Rows |
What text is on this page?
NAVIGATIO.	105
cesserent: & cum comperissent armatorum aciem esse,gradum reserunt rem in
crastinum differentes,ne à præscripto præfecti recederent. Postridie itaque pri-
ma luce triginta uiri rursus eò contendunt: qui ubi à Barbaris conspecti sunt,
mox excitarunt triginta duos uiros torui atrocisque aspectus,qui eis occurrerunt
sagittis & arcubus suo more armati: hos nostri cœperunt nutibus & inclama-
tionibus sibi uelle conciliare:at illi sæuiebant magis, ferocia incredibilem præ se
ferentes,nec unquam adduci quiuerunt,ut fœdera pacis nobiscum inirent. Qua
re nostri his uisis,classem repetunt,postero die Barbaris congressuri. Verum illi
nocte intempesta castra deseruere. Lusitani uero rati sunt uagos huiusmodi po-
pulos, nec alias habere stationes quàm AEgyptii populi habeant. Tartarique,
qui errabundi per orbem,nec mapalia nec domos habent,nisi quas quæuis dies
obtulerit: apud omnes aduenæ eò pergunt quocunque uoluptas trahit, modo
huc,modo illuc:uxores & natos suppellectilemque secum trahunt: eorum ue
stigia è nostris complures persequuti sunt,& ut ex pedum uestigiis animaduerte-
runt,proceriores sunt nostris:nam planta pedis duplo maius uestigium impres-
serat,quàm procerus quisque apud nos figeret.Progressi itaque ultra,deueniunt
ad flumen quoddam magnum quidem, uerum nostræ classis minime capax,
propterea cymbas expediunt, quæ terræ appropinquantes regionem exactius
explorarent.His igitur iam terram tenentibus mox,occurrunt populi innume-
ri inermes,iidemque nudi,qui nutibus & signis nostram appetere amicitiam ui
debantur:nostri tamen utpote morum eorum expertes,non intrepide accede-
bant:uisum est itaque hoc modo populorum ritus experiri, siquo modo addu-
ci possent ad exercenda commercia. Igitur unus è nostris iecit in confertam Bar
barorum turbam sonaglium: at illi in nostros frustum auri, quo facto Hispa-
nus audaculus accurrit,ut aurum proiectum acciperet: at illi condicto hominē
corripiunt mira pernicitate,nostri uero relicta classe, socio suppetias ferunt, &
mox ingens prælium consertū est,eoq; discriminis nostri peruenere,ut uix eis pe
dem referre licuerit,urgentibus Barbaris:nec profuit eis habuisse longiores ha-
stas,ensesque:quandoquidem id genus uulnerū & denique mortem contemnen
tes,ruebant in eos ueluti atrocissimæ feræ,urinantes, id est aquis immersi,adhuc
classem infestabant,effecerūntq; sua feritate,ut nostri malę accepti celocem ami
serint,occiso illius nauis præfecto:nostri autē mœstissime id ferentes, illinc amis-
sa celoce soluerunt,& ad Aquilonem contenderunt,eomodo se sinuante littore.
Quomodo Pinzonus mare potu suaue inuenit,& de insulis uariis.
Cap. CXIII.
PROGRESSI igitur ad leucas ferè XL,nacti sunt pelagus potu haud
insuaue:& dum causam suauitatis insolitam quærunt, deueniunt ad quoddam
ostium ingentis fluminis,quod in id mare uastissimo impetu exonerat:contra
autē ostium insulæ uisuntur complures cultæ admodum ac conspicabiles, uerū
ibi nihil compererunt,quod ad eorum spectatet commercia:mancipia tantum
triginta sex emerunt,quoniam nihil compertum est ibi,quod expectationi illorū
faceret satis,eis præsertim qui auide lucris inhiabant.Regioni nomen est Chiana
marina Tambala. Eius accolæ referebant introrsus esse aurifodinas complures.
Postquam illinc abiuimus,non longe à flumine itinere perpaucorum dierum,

Exercise task | Only a number is wanted: how many lines above include "itaque"?

Solution to this problem | 3